* _Do this_:
Find every line with the string "JSON" in it, count them, and reply with that count only.

* _Data for processing_:
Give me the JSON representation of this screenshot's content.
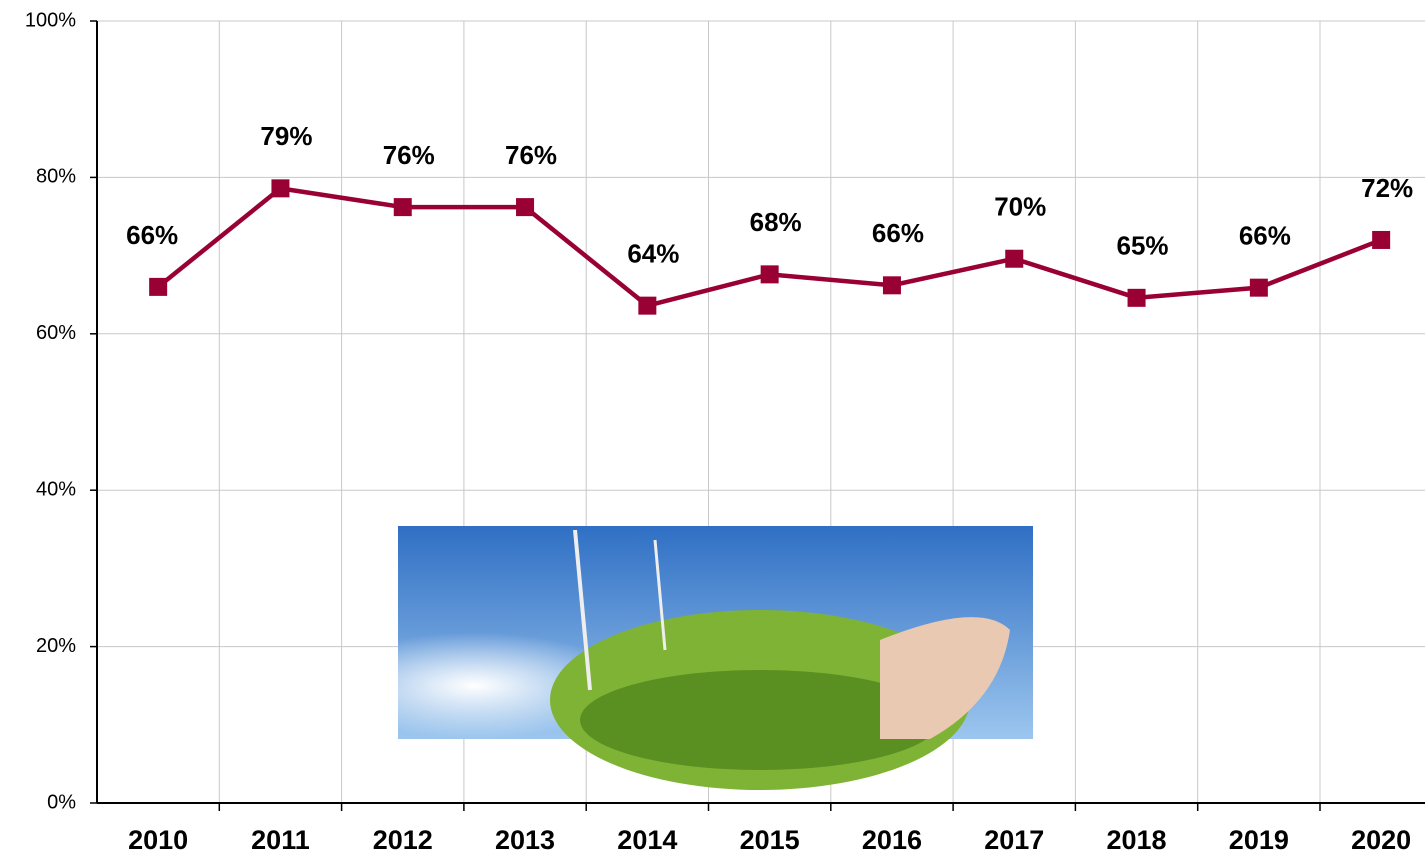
{
  "chart_data": {
    "type": "line",
    "categories": [
      "2010",
      "2011",
      "2012",
      "2013",
      "2014",
      "2015",
      "2016",
      "2017",
      "2018",
      "2019",
      "2020"
    ],
    "series": [
      {
        "color": "#990033",
        "values": [
          66,
          78.6,
          76.2,
          76.2,
          63.6,
          67.6,
          66.2,
          69.6,
          64.6,
          65.9,
          72
        ],
        "value_labels": [
          "66%",
          "79%",
          "76%",
          "76%",
          "64%",
          "68%",
          "66%",
          "70%",
          "65%",
          "66%",
          "72%"
        ]
      }
    ],
    "ylim": [
      0,
      100
    ],
    "yticks": [
      {
        "value": 0,
        "label": "0%"
      },
      {
        "value": 20,
        "label": "20%"
      },
      {
        "value": 40,
        "label": "40%"
      },
      {
        "value": 60,
        "label": "60%"
      },
      {
        "value": 80,
        "label": "80%"
      },
      {
        "value": 100,
        "label": "100%"
      }
    ],
    "grid": true
  }
}
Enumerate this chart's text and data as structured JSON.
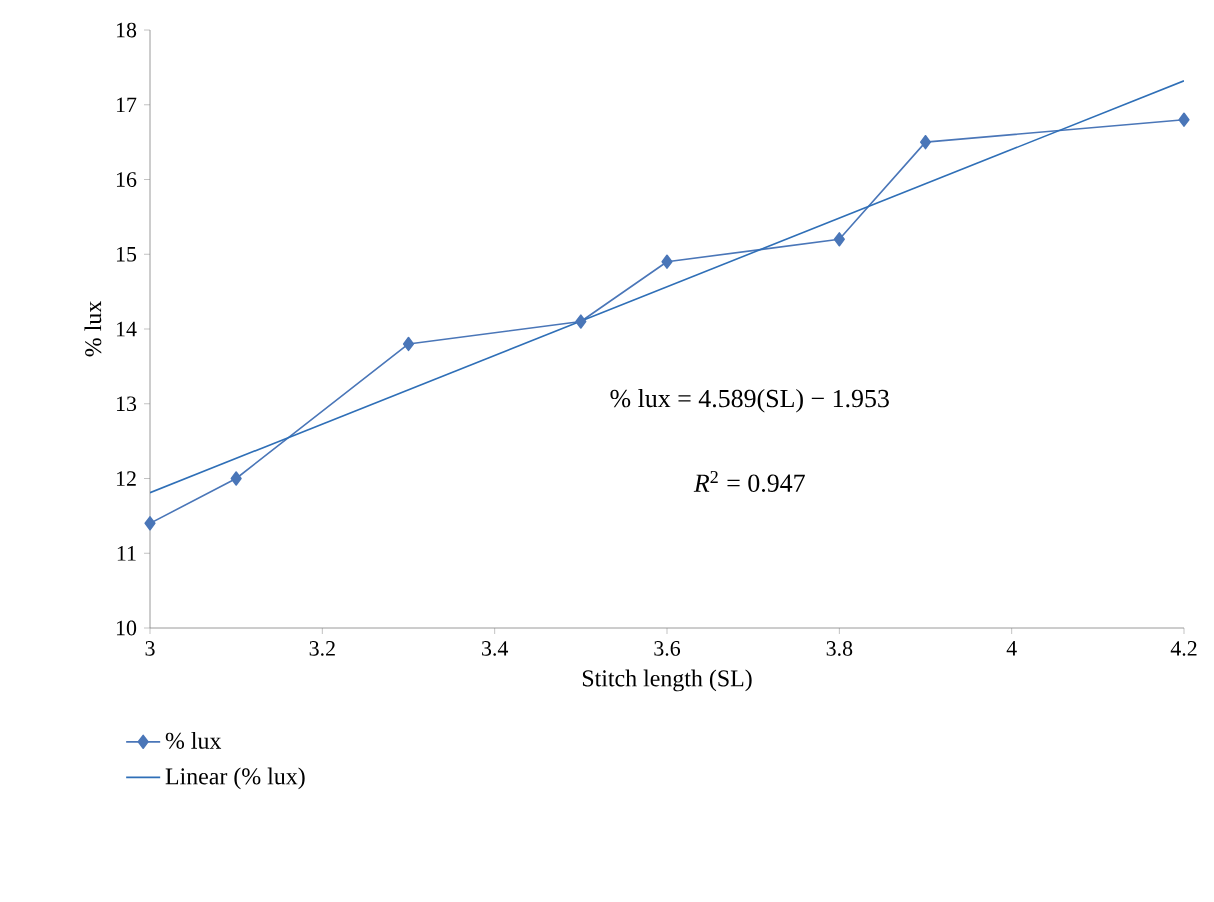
{
  "chart_data": {
    "type": "line",
    "xlabel": "Stitch length (SL)",
    "ylabel": "% lux",
    "xlim": [
      3,
      4.2
    ],
    "xticks": [
      3,
      3.2,
      3.4,
      3.6,
      3.8,
      4,
      4.2
    ],
    "ylim": [
      10,
      18
    ],
    "yticks": [
      10,
      11,
      12,
      13,
      14,
      15,
      16,
      17,
      18
    ],
    "series": [
      {
        "name": "% lux",
        "color": "#4a76b8",
        "marker": "diamond",
        "x": [
          3,
          3.1,
          3.3,
          3.5,
          3.6,
          3.8,
          3.9,
          4.2
        ],
        "values": [
          11.4,
          12.0,
          13.8,
          14.1,
          14.9,
          15.2,
          16.5,
          16.8
        ]
      },
      {
        "name": "Linear (% lux)",
        "color": "#2f6fb7",
        "marker": "none",
        "x": [
          3,
          4.2
        ],
        "values": [
          11.81,
          17.32
        ]
      }
    ],
    "annotations": [
      "% lux = 4.589(SL) − 1.953",
      "*R*$^{2}$ = 0.947"
    ],
    "legend": "bottom left",
    "grid": false
  }
}
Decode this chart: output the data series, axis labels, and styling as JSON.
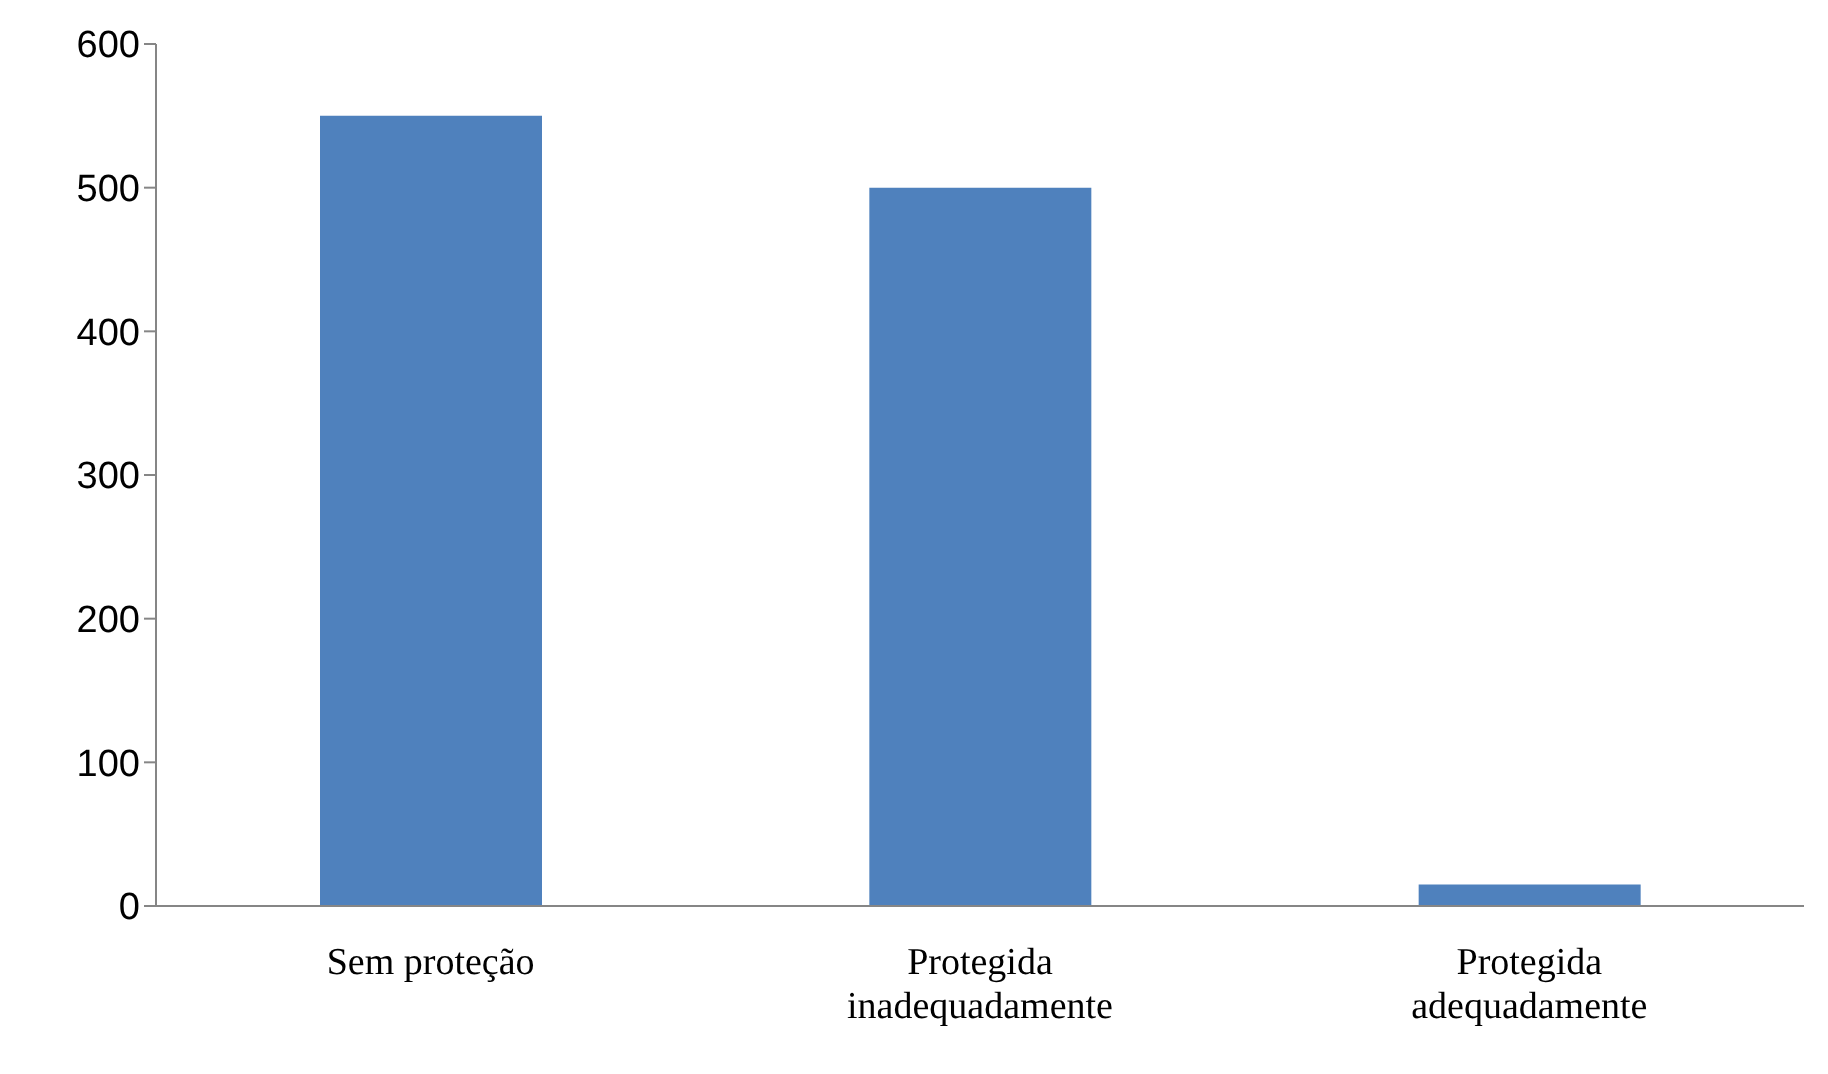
{
  "chart_data": {
    "type": "bar",
    "categories": [
      "Sem proteção",
      "Protegida inadequadamente",
      "Protegida adequadamente"
    ],
    "values": [
      550,
      500,
      15
    ],
    "color": "#4f81bd",
    "ylim": [
      0,
      600
    ],
    "yticks": [
      0,
      100,
      200,
      300,
      400,
      500,
      600
    ],
    "grid": false
  }
}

* _Exercise solution_:
3